— Start RECORDS FOR THE TASK —

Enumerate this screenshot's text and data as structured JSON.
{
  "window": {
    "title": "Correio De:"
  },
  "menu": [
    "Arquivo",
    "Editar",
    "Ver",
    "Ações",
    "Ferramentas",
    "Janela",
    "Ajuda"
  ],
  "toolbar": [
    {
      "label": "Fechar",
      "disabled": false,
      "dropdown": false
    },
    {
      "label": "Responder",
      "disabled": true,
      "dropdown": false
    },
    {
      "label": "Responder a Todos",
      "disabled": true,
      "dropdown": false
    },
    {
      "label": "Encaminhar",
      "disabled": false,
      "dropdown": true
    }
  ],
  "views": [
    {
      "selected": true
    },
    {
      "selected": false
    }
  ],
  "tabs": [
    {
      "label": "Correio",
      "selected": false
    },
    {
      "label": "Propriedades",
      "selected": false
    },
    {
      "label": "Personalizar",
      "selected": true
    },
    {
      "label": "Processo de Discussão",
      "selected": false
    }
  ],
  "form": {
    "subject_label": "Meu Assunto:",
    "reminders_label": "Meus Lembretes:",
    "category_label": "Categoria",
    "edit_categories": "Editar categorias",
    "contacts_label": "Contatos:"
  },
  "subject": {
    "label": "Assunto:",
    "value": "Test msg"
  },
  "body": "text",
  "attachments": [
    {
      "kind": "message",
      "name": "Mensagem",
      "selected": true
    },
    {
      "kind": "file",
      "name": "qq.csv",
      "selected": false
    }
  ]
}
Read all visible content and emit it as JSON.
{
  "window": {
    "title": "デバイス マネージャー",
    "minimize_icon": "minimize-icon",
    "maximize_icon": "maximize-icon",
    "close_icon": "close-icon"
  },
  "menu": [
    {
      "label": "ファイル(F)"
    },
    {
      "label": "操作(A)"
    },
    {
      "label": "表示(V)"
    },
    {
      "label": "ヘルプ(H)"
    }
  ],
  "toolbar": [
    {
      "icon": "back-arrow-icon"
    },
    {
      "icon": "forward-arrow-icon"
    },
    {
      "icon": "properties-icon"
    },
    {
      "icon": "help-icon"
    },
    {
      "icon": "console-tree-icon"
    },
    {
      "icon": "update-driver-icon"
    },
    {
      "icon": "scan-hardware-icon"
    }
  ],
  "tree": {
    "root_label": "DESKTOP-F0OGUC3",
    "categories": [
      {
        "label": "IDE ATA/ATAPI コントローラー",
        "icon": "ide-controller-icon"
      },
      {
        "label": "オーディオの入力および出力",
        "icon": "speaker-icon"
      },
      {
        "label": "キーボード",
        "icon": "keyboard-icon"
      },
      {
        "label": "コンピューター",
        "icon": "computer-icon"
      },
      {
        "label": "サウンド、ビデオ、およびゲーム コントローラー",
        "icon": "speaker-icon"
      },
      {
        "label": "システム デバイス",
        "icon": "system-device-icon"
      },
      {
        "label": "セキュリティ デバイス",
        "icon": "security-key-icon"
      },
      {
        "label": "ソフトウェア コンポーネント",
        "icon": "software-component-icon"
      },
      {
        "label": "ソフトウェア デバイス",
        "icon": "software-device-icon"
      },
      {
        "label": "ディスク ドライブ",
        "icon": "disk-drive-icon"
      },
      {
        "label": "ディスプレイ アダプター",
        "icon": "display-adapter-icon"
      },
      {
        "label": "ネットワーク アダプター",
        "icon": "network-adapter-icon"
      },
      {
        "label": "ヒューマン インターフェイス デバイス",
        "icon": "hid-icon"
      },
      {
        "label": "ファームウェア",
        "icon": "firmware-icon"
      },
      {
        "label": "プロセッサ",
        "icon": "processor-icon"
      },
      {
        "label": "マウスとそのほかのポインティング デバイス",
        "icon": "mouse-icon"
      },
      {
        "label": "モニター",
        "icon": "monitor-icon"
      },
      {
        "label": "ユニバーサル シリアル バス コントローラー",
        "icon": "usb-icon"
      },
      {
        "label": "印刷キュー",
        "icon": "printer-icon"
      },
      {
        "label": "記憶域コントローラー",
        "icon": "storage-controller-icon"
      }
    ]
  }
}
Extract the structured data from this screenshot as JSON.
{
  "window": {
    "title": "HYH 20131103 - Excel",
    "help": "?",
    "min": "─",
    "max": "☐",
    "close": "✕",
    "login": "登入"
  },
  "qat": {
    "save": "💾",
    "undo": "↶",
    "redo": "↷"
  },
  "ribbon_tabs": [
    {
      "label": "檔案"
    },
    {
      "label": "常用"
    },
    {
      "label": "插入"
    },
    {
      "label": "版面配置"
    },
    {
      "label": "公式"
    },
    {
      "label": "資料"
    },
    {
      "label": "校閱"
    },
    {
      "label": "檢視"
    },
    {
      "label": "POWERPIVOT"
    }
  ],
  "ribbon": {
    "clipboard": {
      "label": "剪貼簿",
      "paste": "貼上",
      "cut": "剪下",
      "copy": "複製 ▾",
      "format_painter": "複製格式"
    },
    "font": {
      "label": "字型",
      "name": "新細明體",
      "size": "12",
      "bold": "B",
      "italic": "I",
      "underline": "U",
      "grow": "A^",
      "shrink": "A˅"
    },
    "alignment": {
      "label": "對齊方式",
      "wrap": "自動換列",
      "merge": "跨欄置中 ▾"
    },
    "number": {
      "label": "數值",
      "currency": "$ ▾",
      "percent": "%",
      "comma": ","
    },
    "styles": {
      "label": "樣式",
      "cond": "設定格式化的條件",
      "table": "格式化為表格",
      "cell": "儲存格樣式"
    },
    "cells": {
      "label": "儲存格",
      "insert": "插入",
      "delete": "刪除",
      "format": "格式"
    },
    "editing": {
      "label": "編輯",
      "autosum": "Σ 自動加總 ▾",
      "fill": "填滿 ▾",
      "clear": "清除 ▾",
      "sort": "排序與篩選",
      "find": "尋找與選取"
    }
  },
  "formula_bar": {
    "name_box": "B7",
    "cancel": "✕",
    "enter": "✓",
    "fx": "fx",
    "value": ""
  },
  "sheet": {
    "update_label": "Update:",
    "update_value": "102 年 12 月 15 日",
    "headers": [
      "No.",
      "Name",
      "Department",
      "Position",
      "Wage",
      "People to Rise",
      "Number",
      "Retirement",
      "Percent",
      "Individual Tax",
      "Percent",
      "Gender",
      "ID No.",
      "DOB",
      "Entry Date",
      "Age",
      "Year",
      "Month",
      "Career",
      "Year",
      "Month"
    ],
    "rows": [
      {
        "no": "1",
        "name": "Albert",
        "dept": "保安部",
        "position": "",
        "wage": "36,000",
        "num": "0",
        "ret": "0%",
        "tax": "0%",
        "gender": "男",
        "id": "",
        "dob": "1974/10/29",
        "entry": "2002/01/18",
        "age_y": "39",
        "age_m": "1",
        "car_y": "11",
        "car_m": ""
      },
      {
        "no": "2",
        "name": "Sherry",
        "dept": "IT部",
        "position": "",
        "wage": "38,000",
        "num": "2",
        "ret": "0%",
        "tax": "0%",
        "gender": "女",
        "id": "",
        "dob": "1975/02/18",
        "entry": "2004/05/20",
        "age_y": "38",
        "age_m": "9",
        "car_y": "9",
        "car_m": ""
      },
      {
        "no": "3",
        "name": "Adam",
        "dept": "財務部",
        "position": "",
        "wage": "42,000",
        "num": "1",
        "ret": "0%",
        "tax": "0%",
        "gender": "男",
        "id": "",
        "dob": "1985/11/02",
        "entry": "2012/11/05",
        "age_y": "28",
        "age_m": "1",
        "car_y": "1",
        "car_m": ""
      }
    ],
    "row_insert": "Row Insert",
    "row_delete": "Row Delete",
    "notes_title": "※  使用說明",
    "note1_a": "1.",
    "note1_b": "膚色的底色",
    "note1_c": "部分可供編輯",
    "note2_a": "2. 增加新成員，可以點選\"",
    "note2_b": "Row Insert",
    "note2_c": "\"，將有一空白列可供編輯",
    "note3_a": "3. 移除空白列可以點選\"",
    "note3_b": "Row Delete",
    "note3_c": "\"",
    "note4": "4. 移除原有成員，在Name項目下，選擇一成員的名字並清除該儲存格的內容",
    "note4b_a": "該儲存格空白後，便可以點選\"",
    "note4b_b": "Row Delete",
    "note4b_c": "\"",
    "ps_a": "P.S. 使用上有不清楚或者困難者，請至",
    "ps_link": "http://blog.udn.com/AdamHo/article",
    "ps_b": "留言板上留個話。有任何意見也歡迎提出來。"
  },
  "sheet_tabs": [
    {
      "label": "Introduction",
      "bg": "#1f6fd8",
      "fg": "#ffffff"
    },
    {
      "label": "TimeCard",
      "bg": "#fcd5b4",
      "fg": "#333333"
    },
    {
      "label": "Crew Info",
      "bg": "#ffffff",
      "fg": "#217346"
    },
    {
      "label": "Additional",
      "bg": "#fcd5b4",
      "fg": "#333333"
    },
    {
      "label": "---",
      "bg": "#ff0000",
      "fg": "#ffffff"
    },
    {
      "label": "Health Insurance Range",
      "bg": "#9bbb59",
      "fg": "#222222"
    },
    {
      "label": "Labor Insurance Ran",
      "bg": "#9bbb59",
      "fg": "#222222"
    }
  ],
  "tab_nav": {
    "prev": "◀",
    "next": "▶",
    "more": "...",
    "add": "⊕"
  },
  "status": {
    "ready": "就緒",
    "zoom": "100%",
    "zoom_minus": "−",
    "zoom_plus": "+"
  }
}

— End RECORDS FOR THE TASK —

Tally up the lines of the listing containing the word "controller". Give only the total.

EXERCISE OUTPUT: 2